[Figure dataset records]
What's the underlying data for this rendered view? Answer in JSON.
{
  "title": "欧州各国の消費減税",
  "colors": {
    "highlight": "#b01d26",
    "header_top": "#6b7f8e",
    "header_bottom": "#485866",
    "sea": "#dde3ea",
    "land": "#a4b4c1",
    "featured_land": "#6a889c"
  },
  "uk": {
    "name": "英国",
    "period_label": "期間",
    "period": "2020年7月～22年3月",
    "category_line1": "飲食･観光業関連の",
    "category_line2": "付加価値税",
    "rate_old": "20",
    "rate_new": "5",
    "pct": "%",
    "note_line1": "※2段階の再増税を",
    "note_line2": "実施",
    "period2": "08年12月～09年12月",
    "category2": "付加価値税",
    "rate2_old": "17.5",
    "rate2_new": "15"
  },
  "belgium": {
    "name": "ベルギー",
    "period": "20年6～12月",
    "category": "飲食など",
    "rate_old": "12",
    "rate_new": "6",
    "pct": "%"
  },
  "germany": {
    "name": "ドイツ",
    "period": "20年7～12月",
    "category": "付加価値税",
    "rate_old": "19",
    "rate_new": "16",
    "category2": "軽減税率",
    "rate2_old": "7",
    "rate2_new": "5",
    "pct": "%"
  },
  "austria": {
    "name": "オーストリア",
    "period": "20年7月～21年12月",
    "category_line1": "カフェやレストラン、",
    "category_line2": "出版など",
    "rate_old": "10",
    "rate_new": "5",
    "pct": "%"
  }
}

* * *

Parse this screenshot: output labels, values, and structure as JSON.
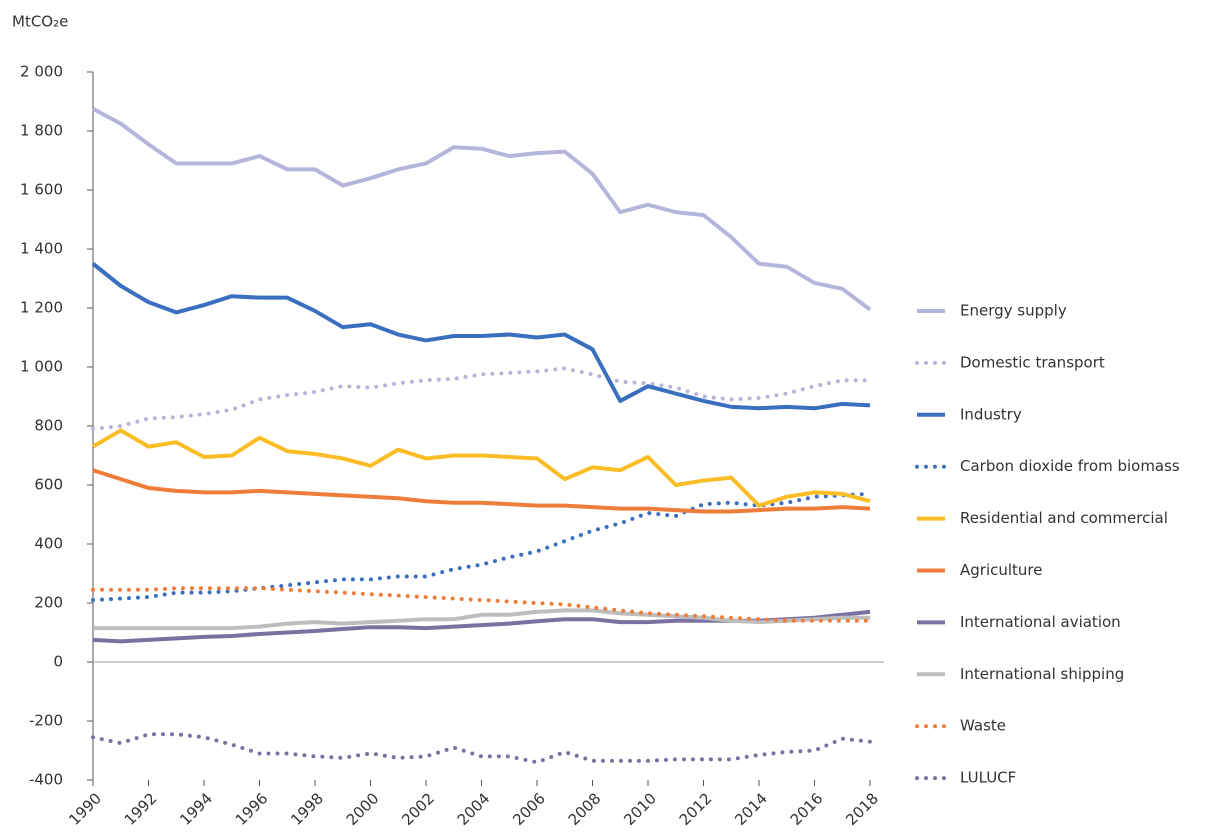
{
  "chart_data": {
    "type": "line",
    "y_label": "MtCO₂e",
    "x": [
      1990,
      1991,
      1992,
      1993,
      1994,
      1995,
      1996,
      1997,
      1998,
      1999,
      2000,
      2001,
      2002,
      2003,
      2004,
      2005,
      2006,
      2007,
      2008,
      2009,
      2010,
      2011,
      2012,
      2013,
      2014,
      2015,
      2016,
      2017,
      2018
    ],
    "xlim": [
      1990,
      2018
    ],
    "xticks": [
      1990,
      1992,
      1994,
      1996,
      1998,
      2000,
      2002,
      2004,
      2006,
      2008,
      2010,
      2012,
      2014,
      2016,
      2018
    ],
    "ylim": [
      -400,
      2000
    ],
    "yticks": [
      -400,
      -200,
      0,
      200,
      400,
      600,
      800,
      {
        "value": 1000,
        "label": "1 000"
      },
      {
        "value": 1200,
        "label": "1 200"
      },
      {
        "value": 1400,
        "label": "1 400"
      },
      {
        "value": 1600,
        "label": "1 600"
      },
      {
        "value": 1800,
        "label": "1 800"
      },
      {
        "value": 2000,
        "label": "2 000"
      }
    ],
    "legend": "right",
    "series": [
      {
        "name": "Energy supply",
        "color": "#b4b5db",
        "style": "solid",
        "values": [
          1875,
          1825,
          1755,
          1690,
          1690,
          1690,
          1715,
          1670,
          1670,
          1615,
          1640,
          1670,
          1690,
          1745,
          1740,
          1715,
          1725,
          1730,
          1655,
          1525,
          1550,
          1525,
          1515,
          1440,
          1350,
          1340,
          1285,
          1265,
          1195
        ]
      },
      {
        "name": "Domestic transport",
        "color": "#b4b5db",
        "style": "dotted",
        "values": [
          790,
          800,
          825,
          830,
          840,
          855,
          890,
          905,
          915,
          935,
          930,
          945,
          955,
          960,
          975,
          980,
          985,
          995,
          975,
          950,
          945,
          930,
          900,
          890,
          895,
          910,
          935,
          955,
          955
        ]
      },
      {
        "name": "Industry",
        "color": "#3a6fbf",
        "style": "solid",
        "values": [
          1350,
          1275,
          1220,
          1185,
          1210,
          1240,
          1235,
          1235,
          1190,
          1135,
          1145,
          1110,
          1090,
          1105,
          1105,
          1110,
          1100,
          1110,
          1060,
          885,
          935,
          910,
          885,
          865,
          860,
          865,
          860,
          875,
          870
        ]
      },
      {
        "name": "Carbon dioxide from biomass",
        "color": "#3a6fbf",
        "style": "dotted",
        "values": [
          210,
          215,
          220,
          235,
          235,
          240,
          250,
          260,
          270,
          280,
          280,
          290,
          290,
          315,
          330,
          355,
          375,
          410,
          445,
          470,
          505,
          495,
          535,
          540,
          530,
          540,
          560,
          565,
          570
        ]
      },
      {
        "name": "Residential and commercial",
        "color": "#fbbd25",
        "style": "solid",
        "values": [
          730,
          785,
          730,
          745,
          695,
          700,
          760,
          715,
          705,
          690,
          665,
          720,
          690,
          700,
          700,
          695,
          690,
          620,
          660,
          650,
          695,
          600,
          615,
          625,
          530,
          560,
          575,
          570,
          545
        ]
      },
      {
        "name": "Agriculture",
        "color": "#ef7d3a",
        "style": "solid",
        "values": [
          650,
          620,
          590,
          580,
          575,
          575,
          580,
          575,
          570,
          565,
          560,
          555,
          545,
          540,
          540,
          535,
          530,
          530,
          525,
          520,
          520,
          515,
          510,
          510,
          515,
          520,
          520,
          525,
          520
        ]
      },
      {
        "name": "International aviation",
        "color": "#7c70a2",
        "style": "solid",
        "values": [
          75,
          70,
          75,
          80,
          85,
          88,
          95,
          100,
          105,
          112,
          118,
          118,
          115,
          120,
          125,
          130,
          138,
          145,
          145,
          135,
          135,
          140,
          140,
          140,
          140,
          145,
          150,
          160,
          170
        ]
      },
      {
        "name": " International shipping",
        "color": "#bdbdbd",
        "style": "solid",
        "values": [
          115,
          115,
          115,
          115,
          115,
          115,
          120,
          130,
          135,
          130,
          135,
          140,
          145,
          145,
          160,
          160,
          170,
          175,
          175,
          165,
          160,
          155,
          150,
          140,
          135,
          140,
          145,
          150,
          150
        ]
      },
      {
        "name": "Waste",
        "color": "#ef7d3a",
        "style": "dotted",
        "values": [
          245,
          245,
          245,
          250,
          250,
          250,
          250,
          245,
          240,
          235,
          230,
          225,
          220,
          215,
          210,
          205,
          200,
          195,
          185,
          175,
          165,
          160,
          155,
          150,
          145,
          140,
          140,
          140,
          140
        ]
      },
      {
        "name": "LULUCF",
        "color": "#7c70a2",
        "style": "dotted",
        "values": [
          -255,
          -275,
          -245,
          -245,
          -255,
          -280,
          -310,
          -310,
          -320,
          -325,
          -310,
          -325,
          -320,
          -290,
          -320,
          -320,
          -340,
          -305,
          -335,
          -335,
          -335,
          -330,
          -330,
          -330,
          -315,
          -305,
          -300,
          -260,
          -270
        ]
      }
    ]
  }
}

• What this task involves: Report how many lines hold the string "付加価値税", giving the number and nothing else.

• Answer to the exercise: 3